The records below are to be repeated in full, exactly as they are.
>>>
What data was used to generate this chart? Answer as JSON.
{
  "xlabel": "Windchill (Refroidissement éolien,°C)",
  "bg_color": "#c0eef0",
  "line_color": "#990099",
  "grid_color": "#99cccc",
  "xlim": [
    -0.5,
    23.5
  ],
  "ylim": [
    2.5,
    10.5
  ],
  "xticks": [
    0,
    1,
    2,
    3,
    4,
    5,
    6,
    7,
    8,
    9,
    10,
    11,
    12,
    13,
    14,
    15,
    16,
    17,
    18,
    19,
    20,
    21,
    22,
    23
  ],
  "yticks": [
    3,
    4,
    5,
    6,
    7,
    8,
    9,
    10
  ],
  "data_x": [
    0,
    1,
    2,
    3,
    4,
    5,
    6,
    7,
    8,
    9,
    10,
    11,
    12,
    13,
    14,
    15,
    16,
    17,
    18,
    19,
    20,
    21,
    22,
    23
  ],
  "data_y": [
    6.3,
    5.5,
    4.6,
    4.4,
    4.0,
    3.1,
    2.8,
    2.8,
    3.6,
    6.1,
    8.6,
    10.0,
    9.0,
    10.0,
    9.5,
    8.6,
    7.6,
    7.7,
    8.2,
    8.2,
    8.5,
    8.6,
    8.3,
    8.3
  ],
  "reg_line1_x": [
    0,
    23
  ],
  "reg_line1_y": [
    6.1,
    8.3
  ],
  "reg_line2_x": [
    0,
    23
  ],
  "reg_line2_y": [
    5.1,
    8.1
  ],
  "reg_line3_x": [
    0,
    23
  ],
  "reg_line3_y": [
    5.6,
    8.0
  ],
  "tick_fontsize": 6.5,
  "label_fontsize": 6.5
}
<<<
Reply to the task:
What data was used to generate this chart? Answer as JSON.
{
  "xlabel": "Windchill (Refroidissement éolien,°C)",
  "bg_color": "#c0eef0",
  "line_color": "#990099",
  "grid_color": "#99cccc",
  "xlim": [
    -0.5,
    23.5
  ],
  "ylim": [
    2.5,
    10.5
  ],
  "xticks": [
    0,
    1,
    2,
    3,
    4,
    5,
    6,
    7,
    8,
    9,
    10,
    11,
    12,
    13,
    14,
    15,
    16,
    17,
    18,
    19,
    20,
    21,
    22,
    23
  ],
  "yticks": [
    3,
    4,
    5,
    6,
    7,
    8,
    9,
    10
  ],
  "data_x": [
    0,
    1,
    2,
    3,
    4,
    5,
    6,
    7,
    8,
    9,
    10,
    11,
    12,
    13,
    14,
    15,
    16,
    17,
    18,
    19,
    20,
    21,
    22,
    23
  ],
  "data_y": [
    6.3,
    5.5,
    4.6,
    4.4,
    4.0,
    3.1,
    2.8,
    2.8,
    3.6,
    6.1,
    8.6,
    10.0,
    9.0,
    10.0,
    9.5,
    8.6,
    7.6,
    7.7,
    8.2,
    8.2,
    8.5,
    8.6,
    8.3,
    8.3
  ],
  "reg_line1_x": [
    0,
    23
  ],
  "reg_line1_y": [
    6.1,
    8.3
  ],
  "reg_line2_x": [
    0,
    23
  ],
  "reg_line2_y": [
    5.1,
    8.1
  ],
  "reg_line3_x": [
    0,
    23
  ],
  "reg_line3_y": [
    5.6,
    8.0
  ],
  "tick_fontsize": 6.5,
  "label_fontsize": 6.5
}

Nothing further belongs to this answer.